● **Task details**: Please extract every line of text from the items below and reproduce each one character for character. Omit the pictures from your answer.

── Information shown

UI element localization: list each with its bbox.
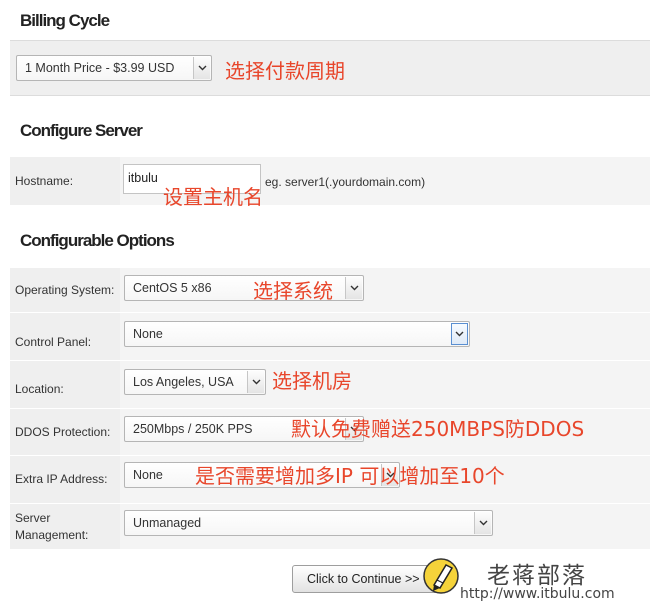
hostname-row: Hostname: itbulu eg. server1(.yourdomain… xyxy=(10,157,650,206)
ddos-value: 250Mbps / 250K PPS xyxy=(133,422,253,436)
os-value: CentOS 5 x86 xyxy=(133,281,212,295)
option-row-control-panel: Control Panel: None xyxy=(10,313,650,361)
os-annotation: 选择系统 xyxy=(253,279,333,303)
extra-ip-label: Extra IP Address: xyxy=(10,456,120,503)
control-panel-label: Control Panel: xyxy=(10,313,120,360)
location-label: Location: xyxy=(10,361,120,408)
location-select[interactable]: Los Angeles, USA xyxy=(124,369,266,395)
chevron-down-icon[interactable] xyxy=(345,277,362,299)
control-panel-select[interactable]: None xyxy=(124,321,470,347)
control-panel-field-cell: None xyxy=(120,313,650,360)
os-field-cell: CentOS 5 x86 xyxy=(120,268,650,312)
hostname-label: Hostname: xyxy=(10,157,120,205)
server-management-field-cell: Unmanaged xyxy=(120,504,650,549)
extra-ip-value: None xyxy=(133,468,163,482)
location-annotation: 选择机房 xyxy=(272,369,352,393)
configurable-options-title: Configurable Options xyxy=(20,231,175,250)
configure-server-title: Configure Server xyxy=(20,121,143,140)
chevron-down-icon[interactable] xyxy=(193,57,210,79)
ddos-label: DDOS Protection: xyxy=(10,409,120,455)
server-management-label: Server Management: xyxy=(10,504,120,549)
hostname-annotation: 设置主机名 xyxy=(163,185,263,209)
control-panel-value: None xyxy=(133,327,163,341)
billing-cycle-select[interactable]: 1 Month Price - $3.99 USD xyxy=(16,55,212,81)
watermark-url: http://www.itbulu.com xyxy=(460,586,615,602)
billing-cycle-title: Billing Cycle xyxy=(20,11,110,30)
location-field-cell: Los Angeles, USA xyxy=(120,361,650,408)
watermark-name: 老蒋部落 xyxy=(487,563,587,589)
server-management-value: Unmanaged xyxy=(133,516,202,530)
billing-cycle-value: 1 Month Price - $3.99 USD xyxy=(25,61,175,75)
chevron-down-icon[interactable] xyxy=(247,371,264,393)
billing-annotation: 选择付款周期 xyxy=(225,59,345,83)
ddos-annotation: 默认免费赠送250MBPS防DDOS xyxy=(291,417,585,441)
hostname-hint: eg. server1(.yourdomain.com) xyxy=(265,175,426,189)
chevron-down-icon[interactable] xyxy=(474,512,491,534)
extra-ip-annotation: 是否需要增加多IP 可以增加至10个 xyxy=(195,464,505,488)
server-management-select[interactable]: Unmanaged xyxy=(124,510,493,536)
os-label: Operating System: xyxy=(10,268,120,312)
pencil-logo-icon xyxy=(421,556,461,596)
option-row-server-management: Server Management: Unmanaged xyxy=(10,504,650,550)
continue-button[interactable]: Click to Continue >> xyxy=(292,565,440,593)
chevron-down-icon[interactable] xyxy=(451,323,468,345)
location-value: Los Angeles, USA xyxy=(133,375,234,389)
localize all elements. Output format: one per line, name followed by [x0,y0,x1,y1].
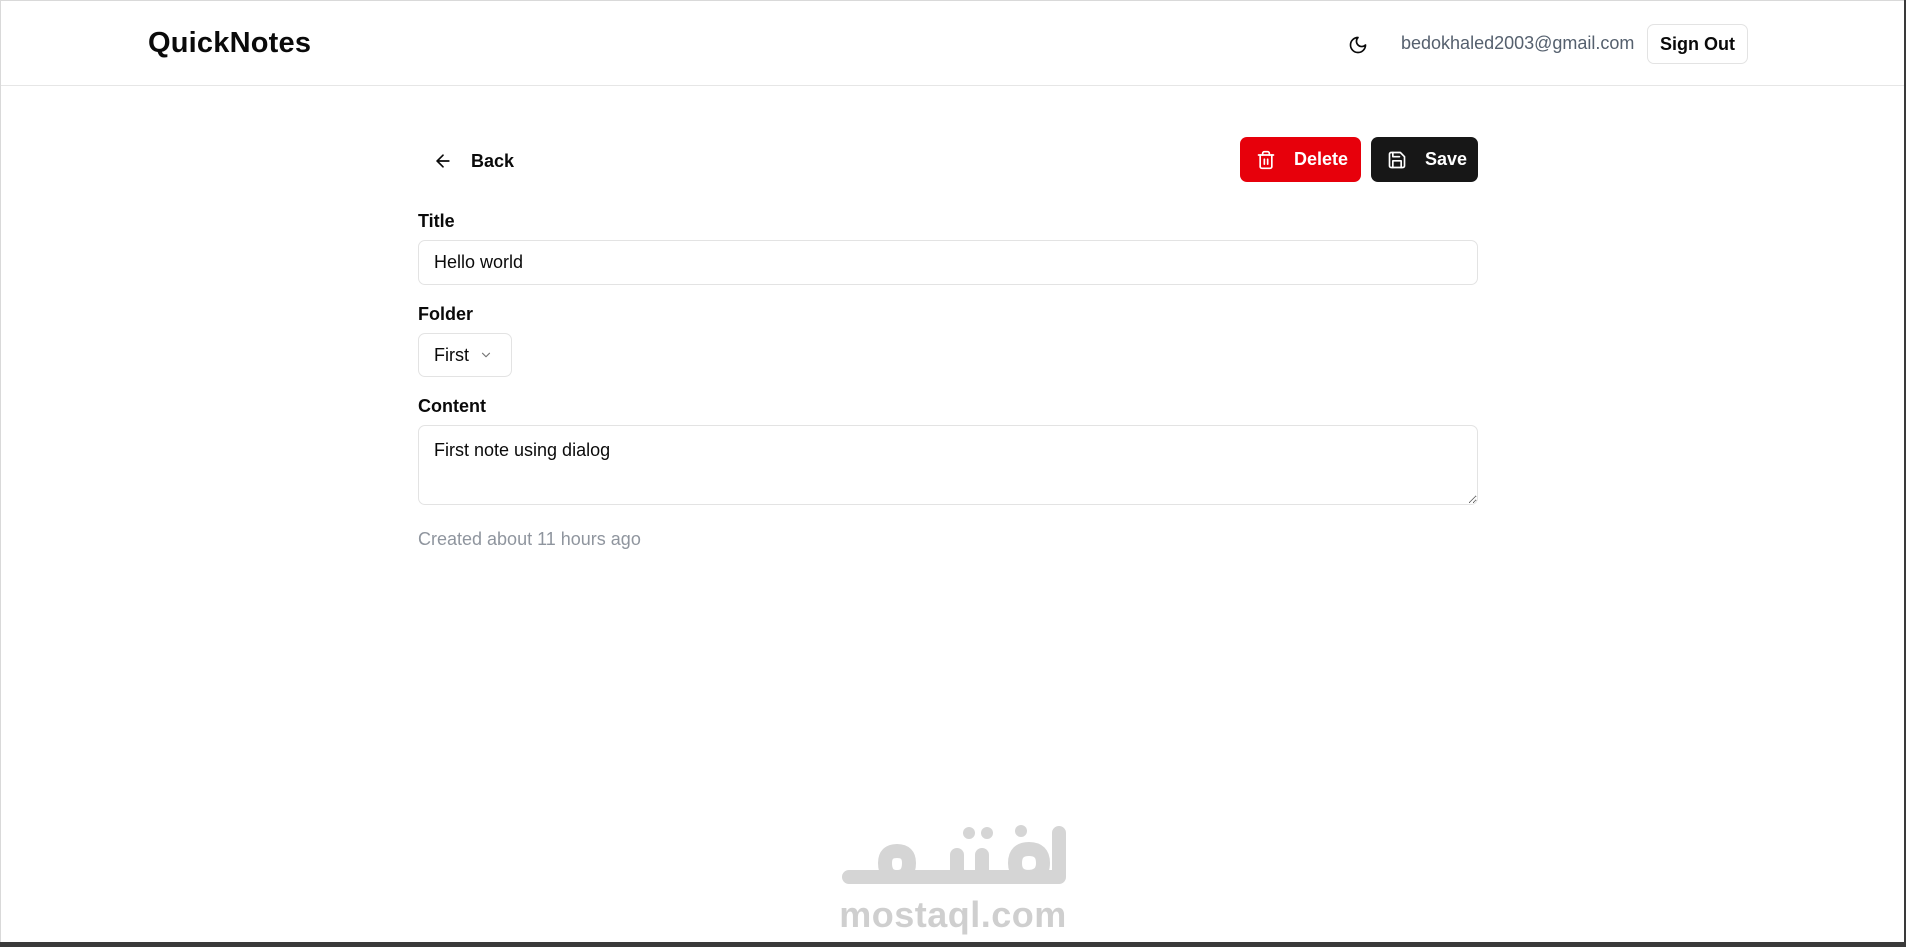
delete-button[interactable]: Delete [1240,137,1361,182]
watermark-text: mostaql.com [839,894,1067,935]
delete-label: Delete [1294,149,1349,169]
app-window: QuickNotes bedokhaled2003@gmail.com Sign… [0,0,1904,942]
title-input[interactable] [418,240,1478,285]
save-icon [1388,151,1406,168]
created-timestamp: Created about 11 hours ago [418,529,641,549]
folder-select[interactable]: First [418,333,512,377]
watermark: mostaql.com [837,819,1069,935]
brand-logo[interactable]: QuickNotes [148,27,311,60]
top-nav: QuickNotes bedokhaled2003@gmail.com Sign… [1,1,1904,86]
chevron-down-icon [481,352,491,358]
save-label: Save [1425,149,1468,169]
folder-label: Folder [418,304,474,324]
back-button[interactable]: Back [418,138,518,184]
back-label: Back [471,150,515,171]
user-email: bedokhaled2003@gmail.com [1401,33,1635,53]
title-label: Title [418,211,455,231]
folder-selected-value: First [434,344,469,365]
moon-icon [1349,36,1367,54]
watermark-logo-icon [842,825,1066,884]
trash-icon [1257,150,1275,169]
save-button[interactable]: Save [1371,137,1478,182]
content-label: Content [418,396,486,416]
arrow-left-icon [436,154,450,168]
content-textarea[interactable]: First note using dialog [418,425,1478,505]
theme-toggle-button[interactable] [1341,29,1375,61]
sign-out-button[interactable]: Sign Out [1647,24,1748,64]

────

● **Output below**:
UI element localization: list each with its bbox.
hostname-row: Hostname: itbulu eg. server1(.yourdomain… xyxy=(10,157,650,206)
ddos-value: 250Mbps / 250K PPS xyxy=(133,422,253,436)
os-value: CentOS 5 x86 xyxy=(133,281,212,295)
option-row-control-panel: Control Panel: None xyxy=(10,313,650,361)
os-annotation: 选择系统 xyxy=(253,279,333,303)
extra-ip-label: Extra IP Address: xyxy=(10,456,120,503)
control-panel-label: Control Panel: xyxy=(10,313,120,360)
location-label: Location: xyxy=(10,361,120,408)
location-select[interactable]: Los Angeles, USA xyxy=(124,369,266,395)
chevron-down-icon[interactable] xyxy=(345,277,362,299)
control-panel-select[interactable]: None xyxy=(124,321,470,347)
control-panel-field-cell: None xyxy=(120,313,650,360)
os-field-cell: CentOS 5 x86 xyxy=(120,268,650,312)
hostname-label: Hostname: xyxy=(10,157,120,205)
server-management-field-cell: Unmanaged xyxy=(120,504,650,549)
extra-ip-value: None xyxy=(133,468,163,482)
location-annotation: 选择机房 xyxy=(272,369,352,393)
configurable-options-title: Configurable Options xyxy=(20,231,175,250)
configure-server-title: Configure Server xyxy=(20,121,143,140)
chevron-down-icon[interactable] xyxy=(193,57,210,79)
ddos-label: DDOS Protection: xyxy=(10,409,120,455)
server-management-label: Server Management: xyxy=(10,504,120,549)
hostname-annotation: 设置主机名 xyxy=(163,185,263,209)
control-panel-value: None xyxy=(133,327,163,341)
billing-cycle-select[interactable]: 1 Month Price - $3.99 USD xyxy=(16,55,212,81)
watermark-url: http://www.itbulu.com xyxy=(460,586,615,602)
billing-cycle-title: Billing Cycle xyxy=(20,11,110,30)
location-field-cell: Los Angeles, USA xyxy=(120,361,650,408)
watermark-name: 老蒋部落 xyxy=(487,563,587,589)
server-management-value: Unmanaged xyxy=(133,516,202,530)
billing-cycle-value: 1 Month Price - $3.99 USD xyxy=(25,61,175,75)
chevron-down-icon[interactable] xyxy=(247,371,264,393)
billing-annotation: 选择付款周期 xyxy=(225,59,345,83)
ddos-annotation: 默认免费赠送250MBPS防DDOS xyxy=(291,417,585,441)
hostname-hint: eg. server1(.yourdomain.com) xyxy=(265,175,426,189)
chevron-down-icon[interactable] xyxy=(474,512,491,534)
extra-ip-annotation: 是否需要增加多IP 可以增加至10个 xyxy=(195,464,505,488)
server-management-select[interactable]: Unmanaged xyxy=(124,510,493,536)
os-label: Operating System: xyxy=(10,268,120,312)
pencil-logo-icon xyxy=(421,556,461,596)
option-row-server-management: Server Management: Unmanaged xyxy=(10,504,650,550)
continue-button[interactable]: Click to Continue >> xyxy=(292,565,440,593)
chevron-down-icon[interactable] xyxy=(451,323,468,345)
location-value: Los Angeles, USA xyxy=(133,375,234,389)
localize all elements. Output format: one per line, name followed by [x0,y0,x1,y1].
delete-button[interactable]: Delete [1240,137,1361,182]
watermark-text: mostaql.com [839,894,1067,935]
delete-label: Delete [1294,149,1349,169]
app-window: QuickNotes bedokhaled2003@gmail.com Sign… [0,0,1904,942]
title-input[interactable] [418,240,1478,285]
save-icon [1388,151,1406,168]
created-timestamp: Created about 11 hours ago [418,529,641,549]
folder-select[interactable]: First [418,333,512,377]
watermark: mostaql.com [837,819,1069,935]
brand-logo[interactable]: QuickNotes [148,27,311,60]
top-nav: QuickNotes bedokhaled2003@gmail.com Sign… [1,1,1904,86]
chevron-down-icon [481,352,491,358]
save-label: Save [1425,149,1468,169]
folder-label: Folder [418,304,474,324]
back-button[interactable]: Back [418,138,518,184]
back-label: Back [471,150,515,171]
user-email: bedokhaled2003@gmail.com [1401,33,1635,53]
title-label: Title [418,211,455,231]
folder-selected-value: First [434,344,469,365]
moon-icon [1349,36,1367,54]
watermark-logo-icon [842,825,1066,884]
trash-icon [1257,150,1275,169]
save-button[interactable]: Save [1371,137,1478,182]
content-label: Content [418,396,486,416]
arrow-left-icon [436,154,450,168]
content-textarea[interactable]: First note using dialog [418,425,1478,505]
theme-toggle-button[interactable] [1341,29,1375,61]
sign-out-button[interactable]: Sign Out [1647,24,1748,64]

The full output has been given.